WRITTEN REQUEST
For every line in the data below that contains "this", copy the line.

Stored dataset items
==*==

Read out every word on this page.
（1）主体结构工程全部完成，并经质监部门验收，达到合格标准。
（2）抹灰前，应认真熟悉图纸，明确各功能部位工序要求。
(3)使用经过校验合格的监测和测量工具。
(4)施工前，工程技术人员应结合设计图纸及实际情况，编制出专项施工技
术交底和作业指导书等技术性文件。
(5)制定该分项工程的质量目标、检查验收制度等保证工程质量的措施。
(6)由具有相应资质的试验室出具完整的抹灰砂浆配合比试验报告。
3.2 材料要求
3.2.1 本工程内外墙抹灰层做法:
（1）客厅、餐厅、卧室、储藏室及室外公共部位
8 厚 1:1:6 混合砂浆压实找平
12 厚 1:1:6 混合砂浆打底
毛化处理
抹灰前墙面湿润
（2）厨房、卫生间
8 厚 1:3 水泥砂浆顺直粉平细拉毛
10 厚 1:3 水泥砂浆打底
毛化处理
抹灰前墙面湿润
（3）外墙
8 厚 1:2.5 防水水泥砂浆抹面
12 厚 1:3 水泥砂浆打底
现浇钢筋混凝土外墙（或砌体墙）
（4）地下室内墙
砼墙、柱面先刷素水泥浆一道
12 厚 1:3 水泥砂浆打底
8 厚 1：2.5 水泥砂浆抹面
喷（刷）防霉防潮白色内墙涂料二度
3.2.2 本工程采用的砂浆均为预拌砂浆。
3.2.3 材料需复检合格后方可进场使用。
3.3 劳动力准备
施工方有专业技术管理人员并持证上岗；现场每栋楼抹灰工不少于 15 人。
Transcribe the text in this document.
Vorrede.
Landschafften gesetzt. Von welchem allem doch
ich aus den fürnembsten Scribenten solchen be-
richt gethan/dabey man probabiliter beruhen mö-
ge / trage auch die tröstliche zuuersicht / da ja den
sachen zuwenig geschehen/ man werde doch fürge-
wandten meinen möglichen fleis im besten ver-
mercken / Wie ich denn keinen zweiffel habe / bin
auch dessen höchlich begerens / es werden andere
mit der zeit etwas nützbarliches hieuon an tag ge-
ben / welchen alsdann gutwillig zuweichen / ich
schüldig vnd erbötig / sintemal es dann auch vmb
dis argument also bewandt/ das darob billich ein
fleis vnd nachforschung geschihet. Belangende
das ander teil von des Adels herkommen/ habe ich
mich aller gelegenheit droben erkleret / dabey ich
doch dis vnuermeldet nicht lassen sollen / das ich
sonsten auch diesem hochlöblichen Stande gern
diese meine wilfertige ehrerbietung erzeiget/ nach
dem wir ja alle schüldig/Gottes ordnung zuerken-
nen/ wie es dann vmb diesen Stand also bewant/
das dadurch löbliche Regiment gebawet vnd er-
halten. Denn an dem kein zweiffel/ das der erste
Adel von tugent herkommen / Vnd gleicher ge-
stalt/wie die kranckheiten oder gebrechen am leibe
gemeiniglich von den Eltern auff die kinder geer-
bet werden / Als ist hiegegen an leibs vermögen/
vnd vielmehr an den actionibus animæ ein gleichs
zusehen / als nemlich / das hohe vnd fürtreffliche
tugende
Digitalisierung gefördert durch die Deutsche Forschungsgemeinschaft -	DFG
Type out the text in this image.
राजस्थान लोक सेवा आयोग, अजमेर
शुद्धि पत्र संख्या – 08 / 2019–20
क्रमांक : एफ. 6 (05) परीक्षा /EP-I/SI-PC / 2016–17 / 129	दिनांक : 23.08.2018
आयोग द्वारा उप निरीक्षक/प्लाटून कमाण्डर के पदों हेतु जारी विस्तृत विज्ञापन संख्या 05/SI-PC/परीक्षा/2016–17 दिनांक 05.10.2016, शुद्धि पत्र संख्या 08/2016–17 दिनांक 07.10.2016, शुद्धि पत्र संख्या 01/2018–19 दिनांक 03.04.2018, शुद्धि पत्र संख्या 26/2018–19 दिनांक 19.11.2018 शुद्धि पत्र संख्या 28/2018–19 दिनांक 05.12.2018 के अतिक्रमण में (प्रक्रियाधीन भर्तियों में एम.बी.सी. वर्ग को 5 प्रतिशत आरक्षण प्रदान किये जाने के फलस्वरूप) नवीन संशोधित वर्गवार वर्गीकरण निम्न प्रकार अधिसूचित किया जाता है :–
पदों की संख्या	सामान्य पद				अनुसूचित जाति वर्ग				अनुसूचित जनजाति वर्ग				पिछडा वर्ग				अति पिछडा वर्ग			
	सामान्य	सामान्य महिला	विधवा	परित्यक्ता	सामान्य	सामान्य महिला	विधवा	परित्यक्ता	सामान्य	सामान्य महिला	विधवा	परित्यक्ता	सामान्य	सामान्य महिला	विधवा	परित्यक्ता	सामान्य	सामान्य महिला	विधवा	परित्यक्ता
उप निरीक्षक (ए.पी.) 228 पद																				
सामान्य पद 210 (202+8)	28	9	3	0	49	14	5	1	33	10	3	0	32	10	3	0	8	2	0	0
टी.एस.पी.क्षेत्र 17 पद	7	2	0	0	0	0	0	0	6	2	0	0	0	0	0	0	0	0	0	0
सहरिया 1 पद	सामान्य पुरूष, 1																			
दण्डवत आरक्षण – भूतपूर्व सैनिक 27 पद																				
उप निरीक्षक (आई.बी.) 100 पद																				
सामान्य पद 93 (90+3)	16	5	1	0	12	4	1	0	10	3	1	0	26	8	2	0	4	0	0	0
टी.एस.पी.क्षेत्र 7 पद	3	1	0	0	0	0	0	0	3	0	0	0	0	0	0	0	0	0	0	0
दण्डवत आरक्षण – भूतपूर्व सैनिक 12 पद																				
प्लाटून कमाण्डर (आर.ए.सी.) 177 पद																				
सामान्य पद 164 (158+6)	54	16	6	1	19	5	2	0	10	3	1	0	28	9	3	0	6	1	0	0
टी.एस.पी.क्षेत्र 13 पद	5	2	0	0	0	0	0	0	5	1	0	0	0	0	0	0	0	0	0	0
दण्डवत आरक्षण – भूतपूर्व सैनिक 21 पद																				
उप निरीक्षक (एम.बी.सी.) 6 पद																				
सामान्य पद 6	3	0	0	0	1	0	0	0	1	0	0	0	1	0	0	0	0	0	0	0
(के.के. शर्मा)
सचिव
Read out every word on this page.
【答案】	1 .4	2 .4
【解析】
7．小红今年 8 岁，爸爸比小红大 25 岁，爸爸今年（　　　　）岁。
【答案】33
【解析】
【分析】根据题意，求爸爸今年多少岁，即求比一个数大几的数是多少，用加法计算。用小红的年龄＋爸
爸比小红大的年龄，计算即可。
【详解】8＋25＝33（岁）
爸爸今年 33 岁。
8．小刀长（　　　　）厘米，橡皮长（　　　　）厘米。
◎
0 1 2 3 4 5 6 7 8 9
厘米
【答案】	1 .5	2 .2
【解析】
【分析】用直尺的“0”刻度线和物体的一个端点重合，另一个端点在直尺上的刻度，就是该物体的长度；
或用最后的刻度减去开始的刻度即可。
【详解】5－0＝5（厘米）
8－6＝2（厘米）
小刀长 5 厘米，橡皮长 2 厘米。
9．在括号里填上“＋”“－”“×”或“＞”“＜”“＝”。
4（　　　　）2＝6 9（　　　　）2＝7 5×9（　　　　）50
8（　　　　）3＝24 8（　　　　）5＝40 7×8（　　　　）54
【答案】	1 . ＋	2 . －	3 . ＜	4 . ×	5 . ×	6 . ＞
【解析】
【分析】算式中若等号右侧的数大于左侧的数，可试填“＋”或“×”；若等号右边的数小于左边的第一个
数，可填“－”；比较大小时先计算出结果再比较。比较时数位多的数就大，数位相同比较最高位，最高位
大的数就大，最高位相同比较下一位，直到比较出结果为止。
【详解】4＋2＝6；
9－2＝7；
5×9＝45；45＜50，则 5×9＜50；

==*==

EXERCISE RESULT
Read out every word on this page.
Transcribe the text in this document.
Type out the text in this image.
Read out every word on this page.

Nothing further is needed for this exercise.